◆ **WORK TO COMPLETE**:
All of the data should be output character for character, except the pictures.

---------- GIVEN DATA

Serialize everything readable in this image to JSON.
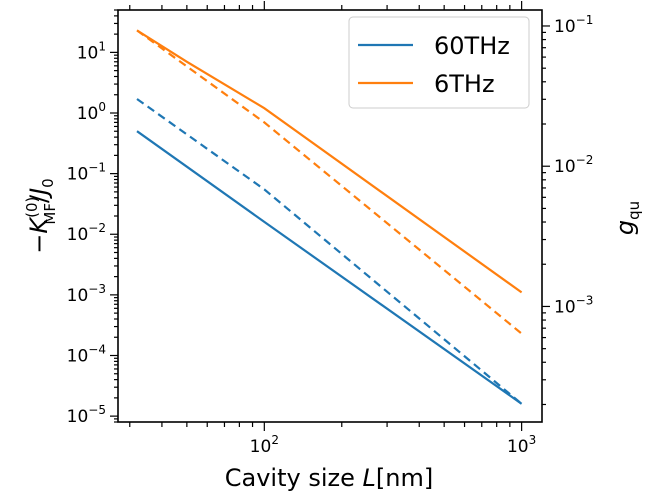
{
  "chart_data": {
    "type": "line",
    "title": "",
    "xlabel": {
      "prefix": "Cavity size ",
      "symbol": "L",
      "suffix": "[nm]"
    },
    "ylabel_left": {
      "minus": "−",
      "symbol": "K",
      "sup": "(0)",
      "sub": "MF",
      "slash": "/",
      "symbol2": "J",
      "sub2": "0"
    },
    "ylabel_right": {
      "symbol": "g",
      "sub": "qu"
    },
    "x_scale": "log",
    "x_range": [
      27,
      1200
    ],
    "x_ticks": [
      {
        "value": 100,
        "base": "10",
        "exp": "2"
      },
      {
        "value": 1000,
        "base": "10",
        "exp": "3"
      }
    ],
    "y_left_scale": "log",
    "y_left_range": [
      8e-06,
      50
    ],
    "y_left_ticks": [
      {
        "value": 10,
        "base": "10",
        "exp": "1"
      },
      {
        "value": 1,
        "base": "10",
        "exp": "0"
      },
      {
        "value": 0.1,
        "base": "10",
        "exp": "−1"
      },
      {
        "value": 0.01,
        "base": "10",
        "exp": "−2"
      },
      {
        "value": 0.001,
        "base": "10",
        "exp": "−3"
      },
      {
        "value": 0.0001,
        "base": "10",
        "exp": "−4"
      },
      {
        "value": 1e-05,
        "base": "10",
        "exp": "−5"
      }
    ],
    "y_right_scale": "log",
    "y_right_range": [
      0.00015,
      0.13
    ],
    "y_right_ticks": [
      {
        "value": 0.1,
        "base": "10",
        "exp": "−1"
      },
      {
        "value": 0.01,
        "base": "10",
        "exp": "−2"
      },
      {
        "value": 0.001,
        "base": "10",
        "exp": "−3"
      }
    ],
    "legend": {
      "placement": "top-right",
      "entries": [
        {
          "label": "60THz",
          "color": "#1f77b4"
        },
        {
          "label": "6THz",
          "color": "#ff7f0e"
        }
      ]
    },
    "series": [
      {
        "name": "60THz",
        "color": "#1f77b4",
        "style": "solid",
        "axis": "left",
        "x": [
          32,
          100,
          1000
        ],
        "y": [
          0.5,
          0.016,
          1.6e-05
        ]
      },
      {
        "name": "60THz",
        "color": "#1f77b4",
        "style": "dashed",
        "axis": "left",
        "x": [
          32,
          100,
          1000
        ],
        "y": [
          1.7,
          0.055,
          1.6e-05
        ]
      },
      {
        "name": "6THz",
        "color": "#ff7f0e",
        "style": "solid",
        "axis": "left",
        "x": [
          32,
          50,
          100,
          1000
        ],
        "y": [
          23,
          7,
          1.2,
          0.0011
        ]
      },
      {
        "name": "6THz",
        "color": "#ff7f0e",
        "style": "dashed",
        "axis": "left",
        "x": [
          32,
          100,
          1000
        ],
        "y": [
          23,
          0.7,
          0.00023
        ]
      }
    ],
    "grid": false
  }
}
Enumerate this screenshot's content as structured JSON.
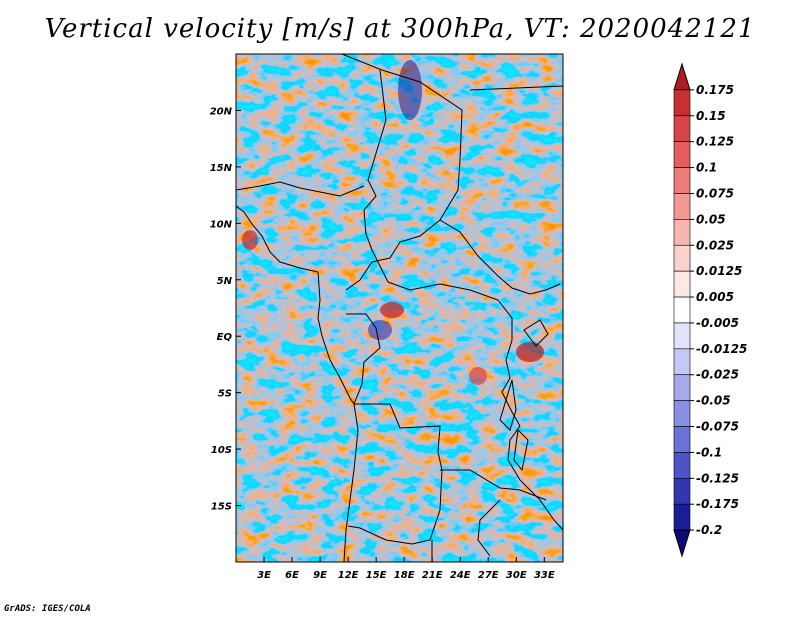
{
  "title": "Vertical velocity [m/s] at 300hPa, VT: 2020042121",
  "credit": "GrADS: IGES/COLA",
  "chart_data": {
    "type": "heatmap",
    "title": "Vertical velocity [m/s] at 300hPa, VT: 2020042121",
    "variable": "Vertical velocity",
    "units": "m/s",
    "level": "300hPa",
    "valid_time": "2020042121",
    "lon_range": [
      0,
      35
    ],
    "lat_range": [
      -20,
      25
    ],
    "x_ticks": [
      {
        "value": 3,
        "label": "3E"
      },
      {
        "value": 6,
        "label": "6E"
      },
      {
        "value": 9,
        "label": "9E"
      },
      {
        "value": 12,
        "label": "12E"
      },
      {
        "value": 15,
        "label": "15E"
      },
      {
        "value": 18,
        "label": "18E"
      },
      {
        "value": 21,
        "label": "21E"
      },
      {
        "value": 24,
        "label": "24E"
      },
      {
        "value": 27,
        "label": "27E"
      },
      {
        "value": 30,
        "label": "30E"
      },
      {
        "value": 33,
        "label": "33E"
      }
    ],
    "y_ticks": [
      {
        "value": 20,
        "label": "20N"
      },
      {
        "value": 15,
        "label": "15N"
      },
      {
        "value": 10,
        "label": "10N"
      },
      {
        "value": 5,
        "label": "5N"
      },
      {
        "value": 0,
        "label": "EQ"
      },
      {
        "value": -5,
        "label": "5S"
      },
      {
        "value": -10,
        "label": "10S"
      },
      {
        "value": -15,
        "label": "15S"
      }
    ],
    "colorbar": {
      "levels": [
        "0.175",
        "0.15",
        "0.125",
        "0.1",
        "0.075",
        "0.05",
        "0.025",
        "0.0125",
        "0.005",
        "-0.005",
        "-0.0125",
        "-0.025",
        "-0.05",
        "-0.075",
        "-0.1",
        "-0.125",
        "-0.175",
        "-0.2"
      ],
      "colors": [
        "#b01c20",
        "#c83030",
        "#d84545",
        "#e45e5e",
        "#ec7c78",
        "#f19a94",
        "#f5b6b0",
        "#f9d2cc",
        "#fde8e4",
        "#ffffff",
        "#e2e4fb",
        "#c4c8f4",
        "#a6aceb",
        "#8890e2",
        "#6a72d6",
        "#4c54c6",
        "#3236b0",
        "#1a1e96",
        "#0e0a7a"
      ]
    }
  }
}
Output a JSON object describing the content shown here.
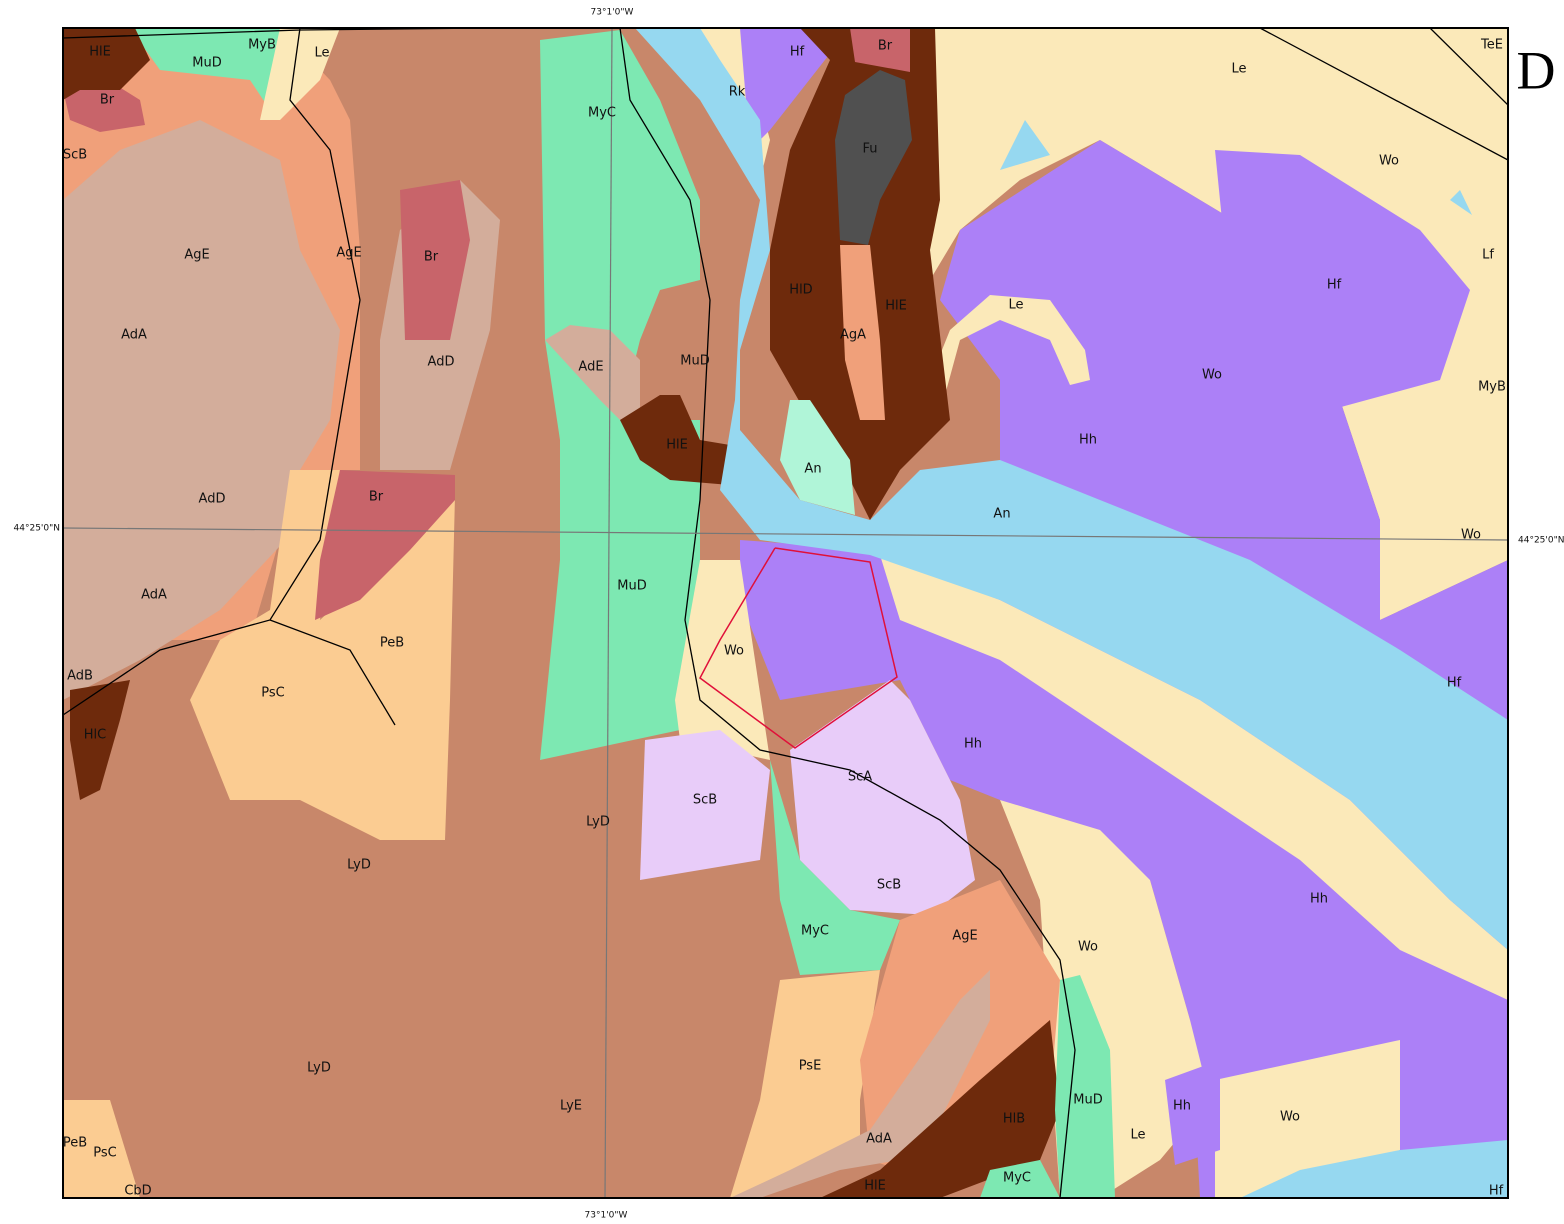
{
  "map": {
    "corner_letter": "D",
    "graticule": {
      "top_longitude": "73°1'0\"W",
      "bottom_longitude": "73°1'0\"W",
      "left_latitude": "44°25'0\"N",
      "right_latitude": "44°25'0\"N"
    },
    "unit_labels": [
      "HlE",
      "MuD",
      "MyB",
      "Le",
      "Br",
      "ScB",
      "MyC",
      "Rk",
      "Hf",
      "Br",
      "Fu",
      "Le",
      "TeE",
      "Wo",
      "AgE",
      "AgE",
      "Br",
      "HlD",
      "AgA",
      "HlE",
      "Le",
      "Hf",
      "Lf",
      "AdA",
      "AdD",
      "AdE",
      "MuD",
      "Wo",
      "MyB",
      "HlE",
      "An",
      "Hh",
      "AdD",
      "Br",
      "An",
      "Wo",
      "AdA",
      "MuD",
      "PeB",
      "Wo",
      "PsC",
      "AdB",
      "HlC",
      "Hf",
      "Hh",
      "ScA",
      "ScB",
      "LyD",
      "LyD",
      "ScB",
      "Hh",
      "MyC",
      "AgE",
      "Wo",
      "LyD",
      "PsE",
      "HlB",
      "MuD",
      "Hh",
      "Wo",
      "LyE",
      "Le",
      "AdA",
      "PeB",
      "PsC",
      "CbD",
      "HlE",
      "MyC",
      "Hf"
    ]
  }
}
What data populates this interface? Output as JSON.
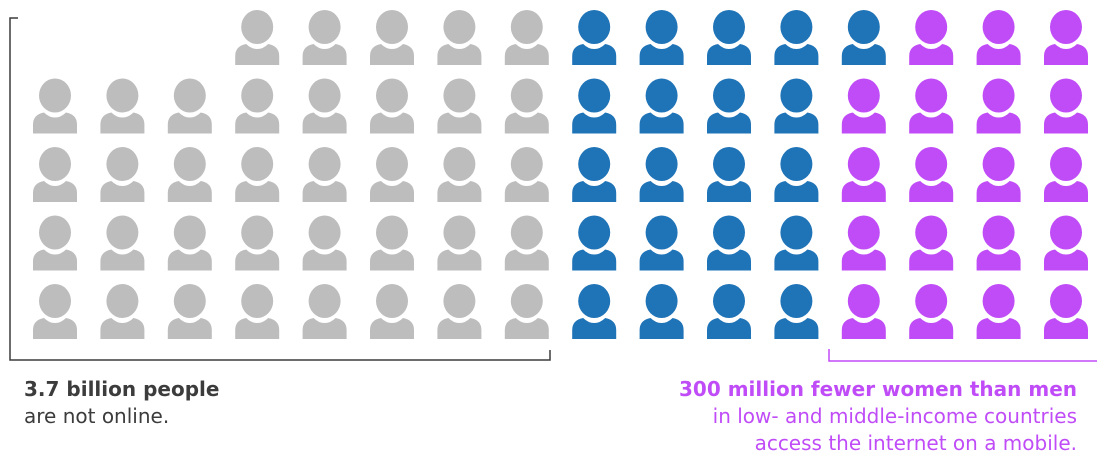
{
  "chart_data": {
    "type": "pictogram",
    "unit": "person-icon",
    "layout": {
      "rows": 5,
      "columns": 16,
      "first_row_starts_at_column": 4,
      "total_icons": 77
    },
    "colors": {
      "offline": "#bdbdbd",
      "online_men": "#1f73b7",
      "gender_gap": "#c04cf7"
    },
    "rows": [
      {
        "offline": 5,
        "online": 5,
        "gap": 3
      },
      {
        "offline": 8,
        "online": 4.25,
        "gap": 3.75
      },
      {
        "offline": 8,
        "online": 4,
        "gap": 4
      },
      {
        "offline": 8,
        "online": 4,
        "gap": 4
      },
      {
        "offline": 8,
        "online": 4,
        "gap": 4
      }
    ],
    "icon_counts": {
      "offline": 37,
      "online": 21.25,
      "gap": 18.75
    }
  },
  "captions": {
    "offline_bold": "3.7 billion people",
    "offline_text": "are not online.",
    "gap_bold": "300 million fewer women than men",
    "gap_text_line1": "in low- and middle-income countries",
    "gap_text_line2": "access the internet on a mobile."
  }
}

--------------------

◆ **EXPECTED OUTPUT**:
Serialize everything readable in this image to JSON.
{
  "chart_data": {
    "type": "line",
    "title": "",
    "xlabel": {
      "prefix": "Cavity size ",
      "symbol": "L",
      "suffix": "[nm]"
    },
    "ylabel_left": {
      "minus": "−",
      "symbol": "K",
      "sup": "(0)",
      "sub": "MF",
      "slash": "/",
      "symbol2": "J",
      "sub2": "0"
    },
    "ylabel_right": {
      "symbol": "g",
      "sub": "qu"
    },
    "x_scale": "log",
    "x_range": [
      27,
      1200
    ],
    "x_ticks": [
      {
        "value": 100,
        "base": "10",
        "exp": "2"
      },
      {
        "value": 1000,
        "base": "10",
        "exp": "3"
      }
    ],
    "y_left_scale": "log",
    "y_left_range": [
      8e-06,
      50
    ],
    "y_left_ticks": [
      {
        "value": 10,
        "base": "10",
        "exp": "1"
      },
      {
        "value": 1,
        "base": "10",
        "exp": "0"
      },
      {
        "value": 0.1,
        "base": "10",
        "exp": "−1"
      },
      {
        "value": 0.01,
        "base": "10",
        "exp": "−2"
      },
      {
        "value": 0.001,
        "base": "10",
        "exp": "−3"
      },
      {
        "value": 0.0001,
        "base": "10",
        "exp": "−4"
      },
      {
        "value": 1e-05,
        "base": "10",
        "exp": "−5"
      }
    ],
    "y_right_scale": "log",
    "y_right_range": [
      0.00015,
      0.13
    ],
    "y_right_ticks": [
      {
        "value": 0.1,
        "base": "10",
        "exp": "−1"
      },
      {
        "value": 0.01,
        "base": "10",
        "exp": "−2"
      },
      {
        "value": 0.001,
        "base": "10",
        "exp": "−3"
      }
    ],
    "legend": {
      "placement": "top-right",
      "entries": [
        {
          "label": "60THz",
          "color": "#1f77b4"
        },
        {
          "label": "6THz",
          "color": "#ff7f0e"
        }
      ]
    },
    "series": [
      {
        "name": "60THz",
        "color": "#1f77b4",
        "style": "solid",
        "axis": "left",
        "x": [
          32,
          100,
          1000
        ],
        "y": [
          0.5,
          0.016,
          1.6e-05
        ]
      },
      {
        "name": "60THz",
        "color": "#1f77b4",
        "style": "dashed",
        "axis": "left",
        "x": [
          32,
          100,
          1000
        ],
        "y": [
          1.7,
          0.055,
          1.6e-05
        ]
      },
      {
        "name": "6THz",
        "color": "#ff7f0e",
        "style": "solid",
        "axis": "left",
        "x": [
          32,
          50,
          100,
          1000
        ],
        "y": [
          23,
          7,
          1.2,
          0.0011
        ]
      },
      {
        "name": "6THz",
        "color": "#ff7f0e",
        "style": "dashed",
        "axis": "left",
        "x": [
          32,
          100,
          1000
        ],
        "y": [
          23,
          0.7,
          0.00023
        ]
      }
    ],
    "grid": false
  }
}
Enumerate this screenshot's content as structured JSON.
{
  "title": "Vertical velocity [m/s] at 300hPa, VT: 2020042121",
  "credit": "GrADS: IGES/COLA",
  "chart_data": {
    "type": "heatmap",
    "title": "Vertical velocity [m/s] at 300hPa, VT: 2020042121",
    "variable": "Vertical velocity",
    "units": "m/s",
    "level": "300hPa",
    "valid_time": "2020042121",
    "lon_range": [
      0,
      35
    ],
    "lat_range": [
      -20,
      25
    ],
    "x_ticks": [
      {
        "value": 3,
        "label": "3E"
      },
      {
        "value": 6,
        "label": "6E"
      },
      {
        "value": 9,
        "label": "9E"
      },
      {
        "value": 12,
        "label": "12E"
      },
      {
        "value": 15,
        "label": "15E"
      },
      {
        "value": 18,
        "label": "18E"
      },
      {
        "value": 21,
        "label": "21E"
      },
      {
        "value": 24,
        "label": "24E"
      },
      {
        "value": 27,
        "label": "27E"
      },
      {
        "value": 30,
        "label": "30E"
      },
      {
        "value": 33,
        "label": "33E"
      }
    ],
    "y_ticks": [
      {
        "value": 20,
        "label": "20N"
      },
      {
        "value": 15,
        "label": "15N"
      },
      {
        "value": 10,
        "label": "10N"
      },
      {
        "value": 5,
        "label": "5N"
      },
      {
        "value": 0,
        "label": "EQ"
      },
      {
        "value": -5,
        "label": "5S"
      },
      {
        "value": -10,
        "label": "10S"
      },
      {
        "value": -15,
        "label": "15S"
      }
    ],
    "colorbar": {
      "levels": [
        "0.175",
        "0.15",
        "0.125",
        "0.1",
        "0.075",
        "0.05",
        "0.025",
        "0.0125",
        "0.005",
        "-0.005",
        "-0.0125",
        "-0.025",
        "-0.05",
        "-0.075",
        "-0.1",
        "-0.125",
        "-0.175",
        "-0.2"
      ],
      "colors": [
        "#b01c20",
        "#c83030",
        "#d84545",
        "#e45e5e",
        "#ec7c78",
        "#f19a94",
        "#f5b6b0",
        "#f9d2cc",
        "#fde8e4",
        "#ffffff",
        "#e2e4fb",
        "#c4c8f4",
        "#a6aceb",
        "#8890e2",
        "#6a72d6",
        "#4c54c6",
        "#3236b0",
        "#1a1e96",
        "#0e0a7a"
      ]
    }
  }
}
Output a JSON object describing the content shown here.
{
  "map": {
    "corner_letter": "D",
    "graticule": {
      "top_longitude": "73°1'0\"W",
      "bottom_longitude": "73°1'0\"W",
      "left_latitude": "44°25'0\"N",
      "right_latitude": "44°25'0\"N"
    },
    "unit_labels": [
      "HlE",
      "MuD",
      "MyB",
      "Le",
      "Br",
      "ScB",
      "MyC",
      "Rk",
      "Hf",
      "Br",
      "Fu",
      "Le",
      "TeE",
      "Wo",
      "AgE",
      "AgE",
      "Br",
      "HlD",
      "AgA",
      "HlE",
      "Le",
      "Hf",
      "Lf",
      "AdA",
      "AdD",
      "AdE",
      "MuD",
      "Wo",
      "MyB",
      "HlE",
      "An",
      "Hh",
      "AdD",
      "Br",
      "An",
      "Wo",
      "AdA",
      "MuD",
      "PeB",
      "Wo",
      "PsC",
      "AdB",
      "HlC",
      "Hf",
      "Hh",
      "ScA",
      "ScB",
      "LyD",
      "LyD",
      "ScB",
      "Hh",
      "MyC",
      "AgE",
      "Wo",
      "LyD",
      "PsE",
      "HlB",
      "MuD",
      "Hh",
      "Wo",
      "LyE",
      "Le",
      "AdA",
      "PeB",
      "PsC",
      "CbD",
      "HlE",
      "MyC",
      "Hf"
    ]
  }
}
What data populates this interface? Output as JSON.
{
  "chart_data": {
    "type": "pictogram",
    "unit": "person-icon",
    "layout": {
      "rows": 5,
      "columns": 16,
      "first_row_starts_at_column": 4,
      "total_icons": 77
    },
    "colors": {
      "offline": "#bdbdbd",
      "online_men": "#1f73b7",
      "gender_gap": "#c04cf7"
    },
    "rows": [
      {
        "offline": 5,
        "online": 5,
        "gap": 3
      },
      {
        "offline": 8,
        "online": 4.25,
        "gap": 3.75
      },
      {
        "offline": 8,
        "online": 4,
        "gap": 4
      },
      {
        "offline": 8,
        "online": 4,
        "gap": 4
      },
      {
        "offline": 8,
        "online": 4,
        "gap": 4
      }
    ],
    "icon_counts": {
      "offline": 37,
      "online": 21.25,
      "gap": 18.75
    }
  },
  "captions": {
    "offline_bold": "3.7 billion people",
    "offline_text": "are not online.",
    "gap_bold": "300 million fewer women than men",
    "gap_text_line1": "in low- and middle-income countries",
    "gap_text_line2": "access the internet on a mobile."
  }
}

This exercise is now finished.